■ **WRITTEN REQUEST**
Only the lines holding the string "Николаевич" are needed. Copy each one.

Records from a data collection

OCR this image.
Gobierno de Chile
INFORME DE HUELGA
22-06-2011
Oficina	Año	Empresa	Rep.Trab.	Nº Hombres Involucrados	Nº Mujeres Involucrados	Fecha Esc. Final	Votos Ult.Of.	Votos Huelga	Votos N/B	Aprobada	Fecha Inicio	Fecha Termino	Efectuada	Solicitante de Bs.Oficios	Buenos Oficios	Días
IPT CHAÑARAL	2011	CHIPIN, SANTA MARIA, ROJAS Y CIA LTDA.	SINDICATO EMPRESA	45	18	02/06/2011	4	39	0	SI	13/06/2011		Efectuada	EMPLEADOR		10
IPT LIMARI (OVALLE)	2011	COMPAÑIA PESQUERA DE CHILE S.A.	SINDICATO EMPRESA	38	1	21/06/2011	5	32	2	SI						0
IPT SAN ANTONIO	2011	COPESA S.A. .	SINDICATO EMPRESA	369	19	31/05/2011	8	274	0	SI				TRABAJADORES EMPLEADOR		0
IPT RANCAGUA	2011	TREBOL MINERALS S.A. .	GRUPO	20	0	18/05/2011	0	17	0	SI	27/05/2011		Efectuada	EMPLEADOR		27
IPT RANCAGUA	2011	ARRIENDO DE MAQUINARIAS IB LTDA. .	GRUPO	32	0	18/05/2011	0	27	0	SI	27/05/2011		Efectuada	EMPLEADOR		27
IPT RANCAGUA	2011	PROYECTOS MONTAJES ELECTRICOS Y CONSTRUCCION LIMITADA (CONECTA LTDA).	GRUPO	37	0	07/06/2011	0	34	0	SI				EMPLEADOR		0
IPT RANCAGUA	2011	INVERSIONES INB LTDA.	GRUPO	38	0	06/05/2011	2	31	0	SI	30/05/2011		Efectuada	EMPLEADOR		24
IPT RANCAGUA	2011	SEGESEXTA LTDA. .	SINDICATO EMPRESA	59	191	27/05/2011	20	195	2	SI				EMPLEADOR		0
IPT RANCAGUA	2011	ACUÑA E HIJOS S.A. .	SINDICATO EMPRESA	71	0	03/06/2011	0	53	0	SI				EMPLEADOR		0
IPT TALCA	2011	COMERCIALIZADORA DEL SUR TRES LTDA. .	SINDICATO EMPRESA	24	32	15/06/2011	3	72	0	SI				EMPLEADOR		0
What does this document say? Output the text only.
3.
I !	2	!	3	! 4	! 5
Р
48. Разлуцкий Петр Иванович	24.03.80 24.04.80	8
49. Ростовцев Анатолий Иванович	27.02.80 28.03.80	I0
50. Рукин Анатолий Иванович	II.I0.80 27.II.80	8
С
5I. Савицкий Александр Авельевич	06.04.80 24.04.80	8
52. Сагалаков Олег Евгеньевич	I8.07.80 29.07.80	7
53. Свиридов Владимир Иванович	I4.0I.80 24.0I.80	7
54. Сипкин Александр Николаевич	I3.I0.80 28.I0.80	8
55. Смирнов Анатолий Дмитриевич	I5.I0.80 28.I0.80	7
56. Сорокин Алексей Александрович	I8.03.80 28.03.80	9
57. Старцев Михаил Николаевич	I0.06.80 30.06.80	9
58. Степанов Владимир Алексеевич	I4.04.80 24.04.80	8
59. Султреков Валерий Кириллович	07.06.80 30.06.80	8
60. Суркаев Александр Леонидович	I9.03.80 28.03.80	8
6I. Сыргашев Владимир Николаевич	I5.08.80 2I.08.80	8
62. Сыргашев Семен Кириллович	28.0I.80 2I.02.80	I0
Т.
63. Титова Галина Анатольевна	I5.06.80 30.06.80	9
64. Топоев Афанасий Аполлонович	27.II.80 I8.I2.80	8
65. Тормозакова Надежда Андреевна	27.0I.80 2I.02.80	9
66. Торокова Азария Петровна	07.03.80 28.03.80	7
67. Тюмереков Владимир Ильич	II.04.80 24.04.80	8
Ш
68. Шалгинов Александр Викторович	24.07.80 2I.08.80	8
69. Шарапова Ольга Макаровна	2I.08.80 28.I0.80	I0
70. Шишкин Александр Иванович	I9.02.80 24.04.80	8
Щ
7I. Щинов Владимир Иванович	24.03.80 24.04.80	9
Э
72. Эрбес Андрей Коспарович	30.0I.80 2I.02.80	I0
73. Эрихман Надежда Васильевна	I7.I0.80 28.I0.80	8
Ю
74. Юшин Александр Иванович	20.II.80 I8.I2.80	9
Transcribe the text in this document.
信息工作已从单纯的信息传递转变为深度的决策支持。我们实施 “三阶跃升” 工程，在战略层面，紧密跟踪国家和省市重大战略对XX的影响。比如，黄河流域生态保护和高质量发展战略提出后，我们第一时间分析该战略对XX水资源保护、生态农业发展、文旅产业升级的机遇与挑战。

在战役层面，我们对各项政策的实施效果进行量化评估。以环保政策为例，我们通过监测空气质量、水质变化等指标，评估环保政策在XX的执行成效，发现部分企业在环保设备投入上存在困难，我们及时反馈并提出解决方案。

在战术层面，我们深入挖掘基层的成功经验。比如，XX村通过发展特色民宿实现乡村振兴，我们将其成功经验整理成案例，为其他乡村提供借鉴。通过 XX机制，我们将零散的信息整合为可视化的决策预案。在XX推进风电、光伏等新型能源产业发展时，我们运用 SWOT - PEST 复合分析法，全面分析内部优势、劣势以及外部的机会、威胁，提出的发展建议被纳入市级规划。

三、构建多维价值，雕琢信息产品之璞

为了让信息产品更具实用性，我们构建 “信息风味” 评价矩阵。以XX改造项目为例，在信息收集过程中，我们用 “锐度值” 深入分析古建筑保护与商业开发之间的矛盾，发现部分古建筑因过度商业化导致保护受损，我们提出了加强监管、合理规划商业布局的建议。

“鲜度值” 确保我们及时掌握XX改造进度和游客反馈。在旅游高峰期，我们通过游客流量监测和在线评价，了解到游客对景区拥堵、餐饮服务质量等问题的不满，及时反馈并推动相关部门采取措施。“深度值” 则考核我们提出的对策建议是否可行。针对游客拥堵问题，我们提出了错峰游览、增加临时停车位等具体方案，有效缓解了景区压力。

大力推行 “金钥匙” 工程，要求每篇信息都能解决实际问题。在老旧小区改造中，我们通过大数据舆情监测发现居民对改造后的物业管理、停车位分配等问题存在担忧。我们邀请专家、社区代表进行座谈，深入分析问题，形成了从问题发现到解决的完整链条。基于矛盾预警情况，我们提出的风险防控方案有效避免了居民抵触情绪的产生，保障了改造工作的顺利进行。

■ **RESULT OF THE TASK**
54. Сипкин Александр Николаевич	I3.I0.80 28.I0.80	8
57. Старцев Михаил Николаевич	I0.06.80 30.06.80	9
6I. Сыргашев Владимир Николаевич	I5.08.80 2I.08.80	8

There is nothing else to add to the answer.